Quote word for word everything from "NewIdentityReader creates an" down to "(r *IdentityReader) ReadEntry() (Entry, error)" in the entry reader and writer documentation below.

TEXT TO READ:
>>

EntryReadWriter combines EntryWriter and EntryReader behaviors

type EntryReader

type EntryReader interface {
	// Structure gives the structure being read
	Structure() *dataset.Structure
	// ReadVal reads one row of structured data from the reader
	ReadEntry() (Entry, error)
	// Close finalizes the Reader
	Close() error
}

EntryReader is a generalized interface for reading Ordered Structured Data

func NewEntryReader

func NewEntryReader(st *dataset.Structure, r io.Reader) (EntryReader, error)

NewEntryReader allocates a EntryReader based on a given structure

type EntryWriter

type EntryWriter interface {
	// Structure gives the structure being written
	Structure() *dataset.Structure
	// WriteEntry writes one "row" of structured data to the Writer
	WriteEntry(Entry) error
	// Close finalizes the writer, indicating all entries
	// have been written
	Close() error
}

EntryWriter is a generalized interface for writing structured data

func NewEntryWriter

func NewEntryWriter(st *dataset.Structure, w io.Writer) (EntryWriter, error)

NewEntryWriter allocates a EntryWriter based on a given structure

type IdentityReader

type IdentityReader struct {
	// contains filtered or unexported fields
}

IdentityReader is a dsio.EntryReader that works with native go types

func NewIdentityReader

func NewIdentityReader(st *dataset.Structure, data interface{}) (*IdentityReader, error)

NewIdentityReader creates an EntryReader from native go types, passed in data must be of type []interface{} or map[string]interface{}

func (*IdentityReader) Close

func (r *IdentityReader) Close() error

Close finalizes the reader

func (*IdentityReader) ReadEntry

func (r *IdentityReader) ReadEntry() (Entry, error)

ReadEntry reads one row of structured data from the reader

func (*IdentityReader) Structure

func (r *IdentityReader) Structure() *dataset.Structure

Structure gives the structure being read

type IdentityWriter

type IdentityWriter struct {
	// contains filtered or unexported fields
}

IdentityWriter is a dsio.EntryWriter that works with native go types

func (*IdentityWriter) Close

func (w *IdentityWriter) Close() error

Close finalizes the writer, indicating all entries have been written

func (*IdentityWriter) Structure

func (w *IdentityWriter) Structure() *dataset.Structure

Structure gives the structure being written

func (*IdentityWriter) WriteEntry

func (w *IdentityWriter) WriteEntry(e Entry) error

WriteEntry writes one "row" of structured data to the Writer

type JSONReader

type JSONReader struct {
	// contains filtered or unexported fields
}

JSONReader implements the RowReader interface for the JSON data format

func NewJSONReader

func NewJSONReader(st *dataset.Structure, r io.Reader) (*JSONReader, error)

<<

DATASET EXTRACT:
>>

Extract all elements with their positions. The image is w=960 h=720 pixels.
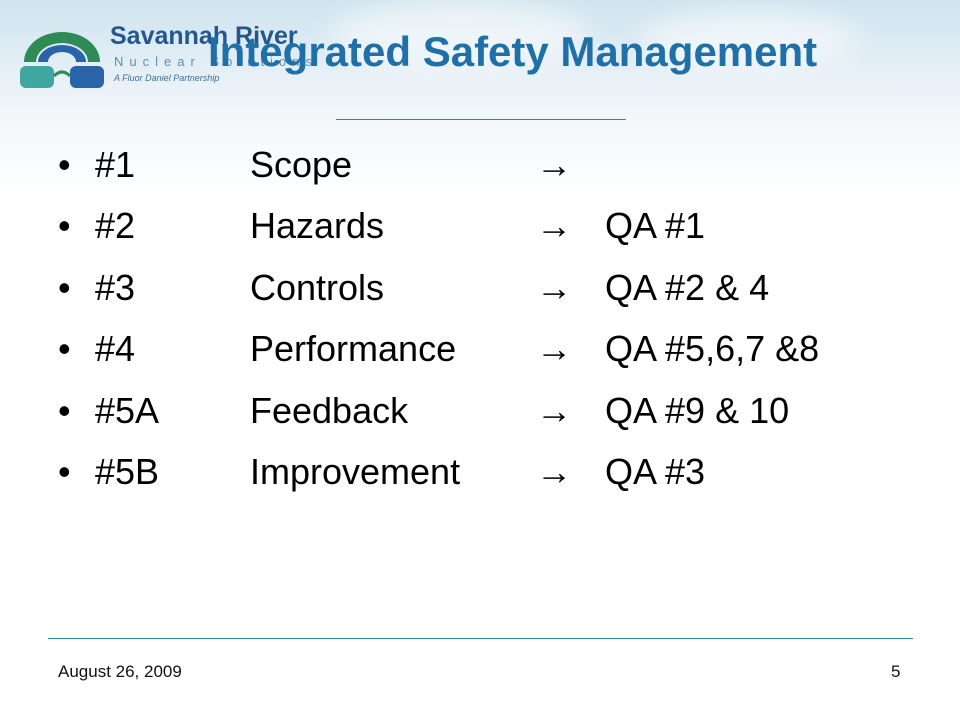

<<

RESPONSE:
NewIdentityReader creates an EntryReader from native go types, passed in data must be of type []interface{} or map[string]interface{}

func (*IdentityReader) Close

func (r *IdentityReader) Close() error

Close finalizes the reader

func (*IdentityReader) ReadEntry

func (r *IdentityReader) ReadEntry() (Entry, error)